> **AIM**
Retype all of the data. Every line must match exactly.

> **EXCERPTED DATA**
"""
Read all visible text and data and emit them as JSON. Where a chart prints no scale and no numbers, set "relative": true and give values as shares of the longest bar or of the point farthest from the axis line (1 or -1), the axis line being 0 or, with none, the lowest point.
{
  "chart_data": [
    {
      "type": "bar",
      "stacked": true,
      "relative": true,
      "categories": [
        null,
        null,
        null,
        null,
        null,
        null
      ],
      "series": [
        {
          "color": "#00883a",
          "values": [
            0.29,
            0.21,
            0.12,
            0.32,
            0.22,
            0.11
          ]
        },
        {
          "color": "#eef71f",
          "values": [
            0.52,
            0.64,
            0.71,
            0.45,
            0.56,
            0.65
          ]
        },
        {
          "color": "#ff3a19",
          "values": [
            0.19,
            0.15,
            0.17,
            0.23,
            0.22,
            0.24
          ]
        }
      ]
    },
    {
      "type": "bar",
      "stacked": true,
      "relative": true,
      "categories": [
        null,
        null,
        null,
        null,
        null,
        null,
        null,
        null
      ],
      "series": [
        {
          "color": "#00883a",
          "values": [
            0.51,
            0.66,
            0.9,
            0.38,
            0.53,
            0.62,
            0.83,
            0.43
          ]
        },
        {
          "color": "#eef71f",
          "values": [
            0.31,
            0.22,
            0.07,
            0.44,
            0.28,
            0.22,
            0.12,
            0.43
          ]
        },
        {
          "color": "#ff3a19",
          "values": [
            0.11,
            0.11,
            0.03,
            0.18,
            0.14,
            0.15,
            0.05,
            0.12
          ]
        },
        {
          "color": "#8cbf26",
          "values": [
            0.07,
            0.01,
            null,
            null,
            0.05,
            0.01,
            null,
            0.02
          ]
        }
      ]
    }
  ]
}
"""
> **OUTPUT OF THE EXERCISE**
Read all visible text and data and emit them as JSON. Where a chart prints no scale and no numbers, set "relative": true and give values as shares of the longest bar or of the point farthest from the axis line (1 or -1), the axis line being 0 or, with none, the lowest point.
{
  "chart_data": [
    {
      "type": "bar",
      "stacked": true,
      "relative": true,
      "categories": [
        null,
        null,
        null,
        null,
        null,
        null
      ],
      "series": [
        {
          "color": "#00883a",
          "values": [
            0.29,
            0.21,
            0.12,
            0.32,
            0.22,
            0.11
          ]
        },
        {
          "color": "#eef71f",
          "values": [
            0.52,
            0.64,
            0.71,
            0.45,
            0.56,
            0.65
          ]
        },
        {
          "color": "#ff3a19",
          "values": [
            0.19,
            0.15,
            0.17,
            0.23,
            0.22,
            0.24
          ]
        }
      ]
    },
    {
      "type": "bar",
      "stacked": true,
      "relative": true,
      "categories": [
        null,
        null,
        null,
        null,
        null,
        null,
        null,
        null
      ],
      "series": [
        {
          "color": "#00883a",
          "values": [
            0.51,
            0.66,
            0.9,
            0.38,
            0.53,
            0.62,
            0.83,
            0.43
          ]
        },
        {
          "color": "#eef71f",
          "values": [
            0.31,
            0.22,
            0.07,
            0.44,
            0.28,
            0.22,
            0.12,
            0.43
          ]
        },
        {
          "color": "#ff3a19",
          "values": [
            0.11,
            0.11,
            0.03,
            0.18,
            0.14,
            0.15,
            0.05,
            0.12
          ]
        },
        {
          "color": "#8cbf26",
          "values": [
            0.07,
            0.01,
            null,
            null,
            0.05,
            0.01,
            null,
            0.02
          ]
        }
      ]
    }
  ]
}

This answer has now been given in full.